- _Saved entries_
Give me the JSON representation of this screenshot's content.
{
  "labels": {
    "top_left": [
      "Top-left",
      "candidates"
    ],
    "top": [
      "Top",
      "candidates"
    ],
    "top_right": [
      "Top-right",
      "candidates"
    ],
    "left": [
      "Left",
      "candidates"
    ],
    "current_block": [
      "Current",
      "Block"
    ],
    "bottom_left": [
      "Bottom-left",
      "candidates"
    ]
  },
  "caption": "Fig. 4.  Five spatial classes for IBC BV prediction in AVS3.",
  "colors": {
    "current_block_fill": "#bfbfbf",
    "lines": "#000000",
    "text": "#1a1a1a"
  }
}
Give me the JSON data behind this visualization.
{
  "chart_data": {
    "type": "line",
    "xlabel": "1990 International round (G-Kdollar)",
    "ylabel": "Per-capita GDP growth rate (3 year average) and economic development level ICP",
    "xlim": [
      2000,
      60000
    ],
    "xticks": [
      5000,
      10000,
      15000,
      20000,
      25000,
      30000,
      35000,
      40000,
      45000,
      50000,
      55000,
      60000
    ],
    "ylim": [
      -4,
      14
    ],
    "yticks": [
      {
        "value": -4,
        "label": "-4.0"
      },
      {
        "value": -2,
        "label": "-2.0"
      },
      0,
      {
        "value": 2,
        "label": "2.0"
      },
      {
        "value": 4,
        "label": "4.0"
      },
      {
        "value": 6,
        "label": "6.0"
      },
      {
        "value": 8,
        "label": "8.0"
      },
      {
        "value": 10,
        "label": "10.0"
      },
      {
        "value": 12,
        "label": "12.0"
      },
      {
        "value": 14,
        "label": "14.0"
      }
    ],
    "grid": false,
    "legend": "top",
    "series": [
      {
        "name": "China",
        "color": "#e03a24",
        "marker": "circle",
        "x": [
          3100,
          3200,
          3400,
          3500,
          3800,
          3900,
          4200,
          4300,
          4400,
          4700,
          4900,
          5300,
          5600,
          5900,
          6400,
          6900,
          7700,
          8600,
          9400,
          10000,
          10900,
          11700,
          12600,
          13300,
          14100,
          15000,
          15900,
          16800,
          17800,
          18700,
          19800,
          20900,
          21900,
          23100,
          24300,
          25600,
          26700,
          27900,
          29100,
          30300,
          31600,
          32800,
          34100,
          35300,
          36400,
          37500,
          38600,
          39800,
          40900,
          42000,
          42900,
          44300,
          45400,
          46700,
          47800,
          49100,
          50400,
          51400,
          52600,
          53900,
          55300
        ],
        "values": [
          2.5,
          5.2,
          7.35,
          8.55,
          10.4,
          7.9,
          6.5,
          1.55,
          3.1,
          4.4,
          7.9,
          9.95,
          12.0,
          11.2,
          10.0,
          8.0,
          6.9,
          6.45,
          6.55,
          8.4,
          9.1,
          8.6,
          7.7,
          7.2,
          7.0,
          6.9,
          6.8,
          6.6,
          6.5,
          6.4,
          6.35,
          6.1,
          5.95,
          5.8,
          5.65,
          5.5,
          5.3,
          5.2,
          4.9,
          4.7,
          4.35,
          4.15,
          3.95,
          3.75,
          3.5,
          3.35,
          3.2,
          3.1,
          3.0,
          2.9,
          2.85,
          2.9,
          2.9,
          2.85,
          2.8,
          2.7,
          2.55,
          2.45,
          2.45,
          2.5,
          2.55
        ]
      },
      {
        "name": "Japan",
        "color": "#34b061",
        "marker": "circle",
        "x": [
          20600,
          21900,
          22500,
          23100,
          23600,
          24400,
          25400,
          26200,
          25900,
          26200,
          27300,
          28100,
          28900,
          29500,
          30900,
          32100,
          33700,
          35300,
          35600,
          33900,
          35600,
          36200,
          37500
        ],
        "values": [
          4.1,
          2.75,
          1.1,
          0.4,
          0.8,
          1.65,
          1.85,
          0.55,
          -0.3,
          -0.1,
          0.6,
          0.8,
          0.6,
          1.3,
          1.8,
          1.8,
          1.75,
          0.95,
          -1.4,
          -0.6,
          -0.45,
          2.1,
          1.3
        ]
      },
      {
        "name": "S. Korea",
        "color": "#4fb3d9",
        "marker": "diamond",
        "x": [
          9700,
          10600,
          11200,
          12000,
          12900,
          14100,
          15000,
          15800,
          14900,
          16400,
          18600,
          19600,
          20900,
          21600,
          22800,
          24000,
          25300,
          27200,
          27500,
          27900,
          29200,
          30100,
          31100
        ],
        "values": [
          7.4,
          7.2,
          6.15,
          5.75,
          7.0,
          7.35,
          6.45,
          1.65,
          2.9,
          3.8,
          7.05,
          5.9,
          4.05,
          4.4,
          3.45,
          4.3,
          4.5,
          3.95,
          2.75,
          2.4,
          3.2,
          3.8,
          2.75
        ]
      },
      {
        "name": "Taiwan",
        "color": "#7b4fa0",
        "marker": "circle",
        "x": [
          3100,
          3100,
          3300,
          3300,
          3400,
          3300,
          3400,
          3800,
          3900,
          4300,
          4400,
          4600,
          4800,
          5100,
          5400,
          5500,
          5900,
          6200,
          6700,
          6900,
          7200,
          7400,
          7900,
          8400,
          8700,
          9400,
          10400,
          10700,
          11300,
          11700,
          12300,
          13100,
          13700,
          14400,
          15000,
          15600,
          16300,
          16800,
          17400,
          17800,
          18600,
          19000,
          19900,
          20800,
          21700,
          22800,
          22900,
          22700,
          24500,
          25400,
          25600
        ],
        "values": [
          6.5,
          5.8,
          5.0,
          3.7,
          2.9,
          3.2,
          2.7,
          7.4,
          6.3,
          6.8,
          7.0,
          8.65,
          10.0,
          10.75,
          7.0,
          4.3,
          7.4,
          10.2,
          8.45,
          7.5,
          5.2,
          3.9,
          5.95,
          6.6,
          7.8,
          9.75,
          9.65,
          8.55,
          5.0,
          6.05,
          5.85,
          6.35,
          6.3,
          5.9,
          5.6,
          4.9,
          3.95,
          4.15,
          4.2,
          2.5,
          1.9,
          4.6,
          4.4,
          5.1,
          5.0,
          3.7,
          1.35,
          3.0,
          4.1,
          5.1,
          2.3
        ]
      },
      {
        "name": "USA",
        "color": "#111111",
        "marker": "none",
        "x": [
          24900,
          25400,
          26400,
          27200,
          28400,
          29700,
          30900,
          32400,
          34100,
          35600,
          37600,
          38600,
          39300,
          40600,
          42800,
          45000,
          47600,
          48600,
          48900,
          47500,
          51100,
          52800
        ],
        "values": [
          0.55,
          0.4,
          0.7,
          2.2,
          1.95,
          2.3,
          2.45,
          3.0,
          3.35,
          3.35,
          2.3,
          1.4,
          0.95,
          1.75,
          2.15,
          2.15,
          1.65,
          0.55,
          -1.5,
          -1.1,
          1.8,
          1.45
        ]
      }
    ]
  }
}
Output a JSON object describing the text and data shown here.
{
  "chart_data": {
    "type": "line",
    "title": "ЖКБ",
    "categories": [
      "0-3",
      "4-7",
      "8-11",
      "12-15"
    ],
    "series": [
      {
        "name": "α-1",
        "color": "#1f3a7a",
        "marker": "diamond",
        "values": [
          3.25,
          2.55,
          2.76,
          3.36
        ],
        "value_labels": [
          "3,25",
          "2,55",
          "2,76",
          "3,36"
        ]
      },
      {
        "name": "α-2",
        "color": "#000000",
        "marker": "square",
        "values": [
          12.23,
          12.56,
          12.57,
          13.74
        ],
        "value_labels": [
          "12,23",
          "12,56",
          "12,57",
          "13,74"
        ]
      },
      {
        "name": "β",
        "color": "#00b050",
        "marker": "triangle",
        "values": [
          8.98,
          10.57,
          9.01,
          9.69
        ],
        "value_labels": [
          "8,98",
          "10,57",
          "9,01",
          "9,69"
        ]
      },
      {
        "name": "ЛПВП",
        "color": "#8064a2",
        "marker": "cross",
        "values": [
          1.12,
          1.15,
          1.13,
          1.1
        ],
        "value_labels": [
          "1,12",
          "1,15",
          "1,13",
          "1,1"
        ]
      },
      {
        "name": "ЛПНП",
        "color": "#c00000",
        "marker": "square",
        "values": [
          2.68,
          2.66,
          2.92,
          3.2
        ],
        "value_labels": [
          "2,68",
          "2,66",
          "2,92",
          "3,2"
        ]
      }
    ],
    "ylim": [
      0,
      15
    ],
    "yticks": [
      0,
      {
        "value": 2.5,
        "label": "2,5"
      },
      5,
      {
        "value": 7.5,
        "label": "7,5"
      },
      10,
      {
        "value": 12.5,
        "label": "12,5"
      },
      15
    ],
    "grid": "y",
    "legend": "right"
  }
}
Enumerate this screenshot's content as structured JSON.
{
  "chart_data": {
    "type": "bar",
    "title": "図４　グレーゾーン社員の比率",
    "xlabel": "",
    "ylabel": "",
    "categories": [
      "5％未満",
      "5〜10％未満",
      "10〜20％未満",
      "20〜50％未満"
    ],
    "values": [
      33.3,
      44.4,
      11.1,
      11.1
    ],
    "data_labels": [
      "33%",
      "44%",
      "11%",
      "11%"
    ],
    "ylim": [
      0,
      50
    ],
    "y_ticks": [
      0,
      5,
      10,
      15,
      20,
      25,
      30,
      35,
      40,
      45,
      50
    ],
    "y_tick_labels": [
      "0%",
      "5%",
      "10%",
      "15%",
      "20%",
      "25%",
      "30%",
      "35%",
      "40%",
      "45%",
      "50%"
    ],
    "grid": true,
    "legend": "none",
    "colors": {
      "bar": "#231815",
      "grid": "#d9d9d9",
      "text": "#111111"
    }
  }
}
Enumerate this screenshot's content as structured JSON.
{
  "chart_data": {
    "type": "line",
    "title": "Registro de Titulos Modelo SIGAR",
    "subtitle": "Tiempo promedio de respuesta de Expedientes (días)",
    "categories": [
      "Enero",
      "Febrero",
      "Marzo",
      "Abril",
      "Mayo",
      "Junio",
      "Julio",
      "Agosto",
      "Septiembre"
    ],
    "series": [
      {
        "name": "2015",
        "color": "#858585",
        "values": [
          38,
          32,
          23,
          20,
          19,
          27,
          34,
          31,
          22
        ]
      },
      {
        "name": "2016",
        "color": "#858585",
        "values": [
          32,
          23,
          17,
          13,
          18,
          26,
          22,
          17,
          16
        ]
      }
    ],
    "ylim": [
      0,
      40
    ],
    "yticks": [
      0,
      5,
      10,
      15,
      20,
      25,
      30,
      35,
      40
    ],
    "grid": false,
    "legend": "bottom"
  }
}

- _CHALLENGE_
From the records above, pull out each line that has "JSON".

- _ANSWER FOR THE TASK_
Give me the JSON representation of this screenshot's content.
Give me the JSON data behind this visualization.
Output a JSON object describing the text and data shown here.
Enumerate this screenshot's content as structured JSON.
Enumerate this screenshot's content as structured JSON.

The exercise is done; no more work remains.